EXTRAIT CHOISI:
"""

À la mort d'Amadou, Andé a épousé sa veuve. Cet homme est un physicien et c'est avec lui que Bintou va poursuivre rapidement ses débats, surtout pour défendre le fait qu'elle a reçu une éducation poussée et n'a pas eu à subir un mariage précoce, véritable fléau pour la plupart des jeunes maliennes. Bintou va se marier mais sans se soumettre aux traditions en vigueur dans son pays et surtout en créant un fonctionnement familial égalitaire.

Je me permets de formuler quelques remarques et réserves…
Encore une fois, j'ai pu être gênée dans ma lecture par des fautes et coquilles, des mauvaises concordances de temps, des erreurs de pronoms récurrentes quand Bintou devient « il », des lourdeurs et des expressions redondantes propres à l'écriture de Fousseni Togola. Rapidement, j'ai fait abstraction de ces défauts, privilégiant le fond à la forme, me concentrant sur les débats entre les deux locuteurs et les problématiques traitées.
Quand le père répond à sa fille, il est conscient de parler avec une enfant et se propose de se mettre à sa portée ; par son langage et par sa voix, ceux de Fousseni Togola à travers lui, l'auteur se veut vulgarisateur et accessible, didactique. Mais, les développements du père sont très riches en références de grands auteurs ou de courants de pensées… le néophyte risque de se retrouver noyé sous les informations, reçues, pour ma part, comme un catalogue, comme des listes à explorer. Heureusement, une bibliographie détaillée, en fin de volume, reprend les bases de cet univers référentiel.
La temporalité surprend : les journées se seraient-elles pas plutôt une métaphorisation des années ? Certains exemples déroutent car ce n'est pas ceux auxquels nous aurions pu penser au premier abord.

"""

CONSIGNES:
(a) Transcrivez en liste JSON de chaînes le passage du listing qui va de son début jusqu'à la ligne contenant « body-text xyxy=(145,126,810,1219) », bornes comprises, à raison d'une chaîne par ligne et sans les lignes vides.
(b) Rédigez la suite de la critique du livre de Fousseni Togola à partir de sa dernière phrase.

MATÉRIEL:
"""

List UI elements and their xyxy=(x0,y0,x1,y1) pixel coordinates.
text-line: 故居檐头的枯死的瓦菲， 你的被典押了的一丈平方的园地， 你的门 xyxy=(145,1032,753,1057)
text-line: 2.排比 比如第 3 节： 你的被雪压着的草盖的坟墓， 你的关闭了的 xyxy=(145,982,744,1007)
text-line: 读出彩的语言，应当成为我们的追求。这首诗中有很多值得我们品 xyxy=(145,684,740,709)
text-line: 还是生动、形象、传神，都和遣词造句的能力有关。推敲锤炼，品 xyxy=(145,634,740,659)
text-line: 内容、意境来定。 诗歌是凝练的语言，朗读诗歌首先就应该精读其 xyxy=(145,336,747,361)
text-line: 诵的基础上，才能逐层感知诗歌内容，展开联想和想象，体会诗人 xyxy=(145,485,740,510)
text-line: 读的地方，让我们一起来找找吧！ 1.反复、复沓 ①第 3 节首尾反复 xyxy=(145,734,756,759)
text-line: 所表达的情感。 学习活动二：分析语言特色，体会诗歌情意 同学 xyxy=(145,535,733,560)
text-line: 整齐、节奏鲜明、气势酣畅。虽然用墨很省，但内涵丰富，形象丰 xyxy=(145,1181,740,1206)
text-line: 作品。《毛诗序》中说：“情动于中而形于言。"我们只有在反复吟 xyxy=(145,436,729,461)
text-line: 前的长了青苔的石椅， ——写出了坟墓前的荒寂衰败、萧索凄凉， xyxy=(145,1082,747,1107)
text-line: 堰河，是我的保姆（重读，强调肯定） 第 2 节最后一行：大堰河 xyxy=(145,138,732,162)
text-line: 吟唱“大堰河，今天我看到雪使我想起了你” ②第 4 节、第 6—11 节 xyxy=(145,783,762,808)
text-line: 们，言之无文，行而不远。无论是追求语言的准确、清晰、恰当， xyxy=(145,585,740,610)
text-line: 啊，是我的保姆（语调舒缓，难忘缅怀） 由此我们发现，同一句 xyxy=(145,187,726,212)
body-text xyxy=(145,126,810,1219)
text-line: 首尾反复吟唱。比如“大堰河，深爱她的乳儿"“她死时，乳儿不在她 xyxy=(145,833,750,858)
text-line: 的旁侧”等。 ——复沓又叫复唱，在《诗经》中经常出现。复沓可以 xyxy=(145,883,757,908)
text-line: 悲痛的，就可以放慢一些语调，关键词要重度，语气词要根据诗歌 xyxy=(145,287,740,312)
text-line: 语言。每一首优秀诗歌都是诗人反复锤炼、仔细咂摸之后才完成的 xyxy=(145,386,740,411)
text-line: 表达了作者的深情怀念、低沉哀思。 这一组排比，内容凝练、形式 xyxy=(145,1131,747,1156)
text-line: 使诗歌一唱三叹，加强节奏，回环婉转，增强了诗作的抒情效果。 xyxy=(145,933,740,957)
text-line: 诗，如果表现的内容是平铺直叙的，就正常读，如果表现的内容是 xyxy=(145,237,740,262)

"""

CORRIGÉS:
(a)
[
  "List UI elements and their xyxy=(x0,y0,x1,y1) pixel coordinates.",
  "text-line: 故居檐头的枯死的瓦菲， 你的被典押了的一丈平方的园地， 你的门 xyxy=(145,1032,753,1057)",
  "text-line: 2.排比 比如第 3 节： 你的被雪压着的草盖的坟墓， 你的关闭了的 xyxy=(145,982,744,1007)",
  "text-line: 读出彩的语言，应当成为我们的追求。这首诗中有很多值得我们品 xyxy=(145,684,740,709)",
  "text-line: 还是生动、形象、传神，都和遣词造句的能力有关。推敲锤炼，品 xyxy=(145,634,740,659)",
  "text-line: 内容、意境来定。 诗歌是凝练的语言，朗读诗歌首先就应该精读其 xyxy=(145,336,747,361)",
  "text-line: 诵的基础上，才能逐层感知诗歌内容，展开联想和想象，体会诗人 xyxy=(145,485,740,510)",
  "text-line: 读的地方，让我们一起来找找吧！ 1.反复、复沓 ①第 3 节首尾反复 xyxy=(145,734,756,759)",
  "text-line: 所表达的情感。 学习活动二：分析语言特色，体会诗歌情意 同学 xyxy=(145,535,733,560)",
  "text-line: 整齐、节奏鲜明、气势酣畅。虽然用墨很省，但内涵丰富，形象丰 xyxy=(145,1181,740,1206)",
  "text-line: 作品。《毛诗序》中说：“情动于中而形于言。\"我们只有在反复吟 xyxy=(145,436,729,461)",
  "text-line: 前的长了青苔的石椅， ——写出了坟墓前的荒寂衰败、萧索凄凉， xyxy=(145,1082,747,1107)",
  "text-line: 堰河，是我的保姆（重读，强调肯定） 第 2 节最后一行：大堰河 xyxy=(145,138,732,162)",
  "text-line: 吟唱“大堰河，今天我看到雪使我想起了你” ②第 4 节、第 6—11 节 xyxy=(145,783,762,808)",
  "text-line: 们，言之无文，行而不远。无论是追求语言的准确、清晰、恰当， xyxy=(145,585,740,610)",
  "text-line: 啊，是我的保姆（语调舒缓，难忘缅怀） 由此我们发现，同一句 xyxy=(145,187,726,212)",
  "body-text xyxy=(145,126,810,1219)"
]

(b)
En ce qui concerne le plan du livre, si j'ai pu déplorer des longueurs dans les autres parties, j'ai trouvé la dernière trop brève par rapport à l'ensemble ; le récit du mariage de Bintou et de sa vie de femme mariée est trop vite expédié. Ce déséquilibre m'a déçue dans la construction du livre. Cette dernière partie est plus une forme d'épilogue, peu satisfaisant selon moi, compte tenu de tout ce qui précède.
Bintou, l'enfant philosophe se termine par deux « suppléments » sur la mort et la démocratie dont je n'ai pas compris l'utilité. Fousseni Togola y parle en son nom et revient sur des sujets évoqués quand Bintou est enfant, puis étudiante, comme s'il était nécessaire de remettre l'ouvrage sur le métier… Ces développements deviennent vite indigestes.
Quelques mots, enfin, sur le personnage de Bintou : personnellement, je l'ai trouvée un peu trop idéalisée, idéale dans sa différence ; son âge du début, à peine une dizaine d'années, ou peut-être douze, n'est pas vraisemblable compte tenu de sa capacité de réflexion ; je l'aurais préférée plus adolescente dans ses comportements, plus proches de la réalité.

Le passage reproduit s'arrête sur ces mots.